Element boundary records
::::
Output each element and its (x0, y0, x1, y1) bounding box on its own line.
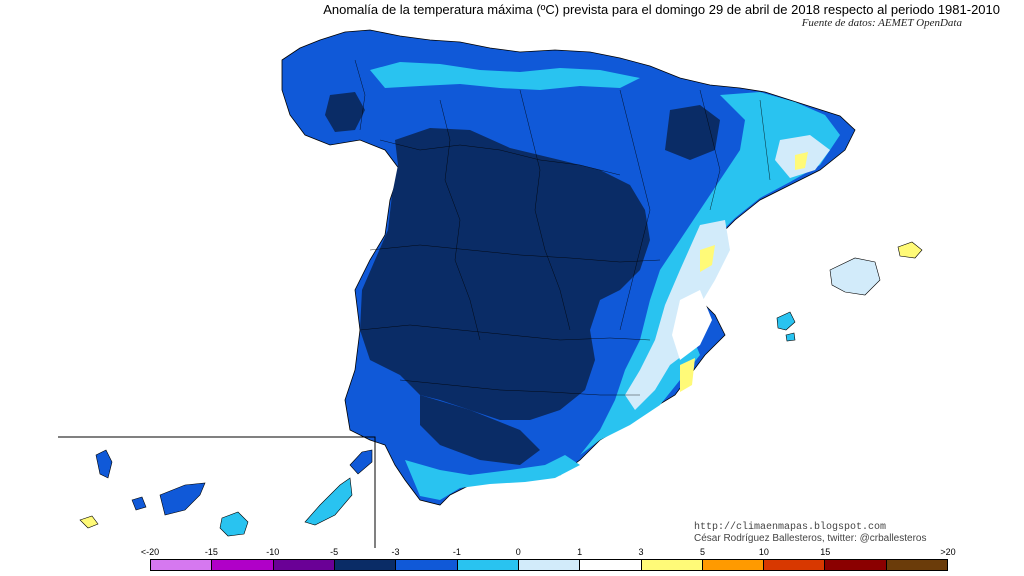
legend-swatch (825, 560, 887, 570)
canary-inset-frame (58, 436, 376, 548)
legend-label: -15 (204, 547, 218, 557)
legend-swatch (151, 560, 213, 570)
legend-label: 15 (820, 547, 831, 557)
white-levante (672, 290, 712, 360)
island-el-hierro (79, 515, 99, 529)
legend-swatch (457, 560, 519, 570)
legend-label: 5 (699, 547, 705, 557)
legend-label: <-20 (140, 547, 160, 557)
warm-spot-castellon (795, 152, 808, 170)
map-title: Anomalía de la temperatura máxima (ºC) p… (323, 2, 1000, 17)
region-borders (354, 59, 771, 396)
legend-swatch (580, 560, 642, 570)
legend-label: -10 (266, 547, 280, 557)
island-la-gomera (131, 496, 147, 511)
author-credit: César Rodríguez Ballesteros, twitter: @c… (694, 533, 927, 544)
legend-label: -5 (330, 547, 339, 557)
legend-swatch (212, 560, 274, 570)
legend-label: -3 (391, 547, 400, 557)
dark-anomaly-region (360, 128, 650, 420)
legend-swatch (764, 560, 826, 570)
legend-swatch (886, 560, 948, 570)
warm-spot-alicante (680, 358, 695, 392)
dark-anomaly-northwest (325, 92, 365, 132)
legend-swatch (273, 560, 335, 570)
blog-credit: http://climaenmapas.blogspot.com (694, 522, 887, 533)
dark-anomaly-north (665, 105, 720, 160)
legend-swatch (702, 560, 765, 570)
legend-swatch (641, 560, 703, 570)
island-lanzarote (349, 449, 373, 475)
legend-swatch (518, 560, 581, 570)
legend-swatch (396, 560, 458, 570)
island-ibiza (776, 311, 796, 331)
canary-islands (79, 449, 373, 537)
legend-label: -1 (452, 547, 461, 557)
island-formentera (785, 332, 796, 342)
legend-label: 0 (515, 547, 521, 557)
island-la-palma (95, 449, 113, 479)
legend-label: 10 (758, 547, 769, 557)
data-source: Fuente de datos: AEMET OpenData (801, 17, 962, 29)
light-blue-south-coast (405, 455, 580, 500)
legend-label: 1 (577, 547, 583, 557)
color-legend (150, 559, 948, 571)
legend-swatch (334, 560, 397, 570)
island-menorca (897, 241, 923, 259)
island-tenerife (159, 482, 206, 516)
warm-spot-valencia (700, 245, 715, 272)
island-gran-canaria (219, 511, 249, 537)
island-fuerteventura (304, 477, 353, 526)
island-mallorca (829, 257, 881, 296)
legend-label: 3 (638, 547, 644, 557)
legend-label: >20 (940, 547, 956, 557)
light-blue-north-coast (370, 62, 640, 90)
dark-anomaly-south (420, 395, 540, 465)
legend-labels: <-20 -15 -10 -5 -3 -1 0 1 3 5 10 15 >20 (0, 547, 1024, 559)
::::
- _Problem description_
Tally the lines of the data above that contain the string "blue", and reply with the count alone.

- _Output for this exercise_
2